• **Task description**:
Identify every line containing the word "Audiobooks" and reproduce each one.

(Items from a figure collection)
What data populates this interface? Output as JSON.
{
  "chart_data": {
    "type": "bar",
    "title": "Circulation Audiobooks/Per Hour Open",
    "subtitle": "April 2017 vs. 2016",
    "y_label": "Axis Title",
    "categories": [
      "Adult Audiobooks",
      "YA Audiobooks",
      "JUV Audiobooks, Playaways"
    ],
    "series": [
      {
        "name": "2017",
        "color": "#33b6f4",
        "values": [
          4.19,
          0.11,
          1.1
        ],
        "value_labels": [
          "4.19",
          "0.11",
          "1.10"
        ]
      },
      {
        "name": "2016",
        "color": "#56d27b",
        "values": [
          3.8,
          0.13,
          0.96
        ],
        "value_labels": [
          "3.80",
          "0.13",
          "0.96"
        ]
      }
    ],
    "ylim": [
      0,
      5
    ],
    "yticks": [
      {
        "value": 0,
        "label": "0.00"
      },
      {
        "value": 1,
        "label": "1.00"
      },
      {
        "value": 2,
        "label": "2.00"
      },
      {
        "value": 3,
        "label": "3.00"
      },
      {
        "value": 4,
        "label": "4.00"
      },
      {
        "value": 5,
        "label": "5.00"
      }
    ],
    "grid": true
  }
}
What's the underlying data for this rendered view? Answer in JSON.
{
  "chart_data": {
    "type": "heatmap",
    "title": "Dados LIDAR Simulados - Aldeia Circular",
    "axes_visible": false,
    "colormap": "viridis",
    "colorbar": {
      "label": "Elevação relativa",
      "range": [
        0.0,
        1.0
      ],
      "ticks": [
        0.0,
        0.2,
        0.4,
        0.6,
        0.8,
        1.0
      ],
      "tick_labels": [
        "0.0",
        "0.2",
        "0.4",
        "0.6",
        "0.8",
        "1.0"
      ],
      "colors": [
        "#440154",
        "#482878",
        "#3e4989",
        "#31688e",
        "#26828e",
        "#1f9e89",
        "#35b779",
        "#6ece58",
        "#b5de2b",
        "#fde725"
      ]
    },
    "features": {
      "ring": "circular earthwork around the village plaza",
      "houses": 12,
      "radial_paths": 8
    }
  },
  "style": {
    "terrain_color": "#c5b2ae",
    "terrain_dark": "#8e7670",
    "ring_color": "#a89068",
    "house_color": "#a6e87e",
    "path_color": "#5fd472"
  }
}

• **Answer**:
    "title": "Circulation Audiobooks/Per Hour Open",
      "Adult Audiobooks",
      "YA Audiobooks",
      "JUV Audiobooks, Playaways"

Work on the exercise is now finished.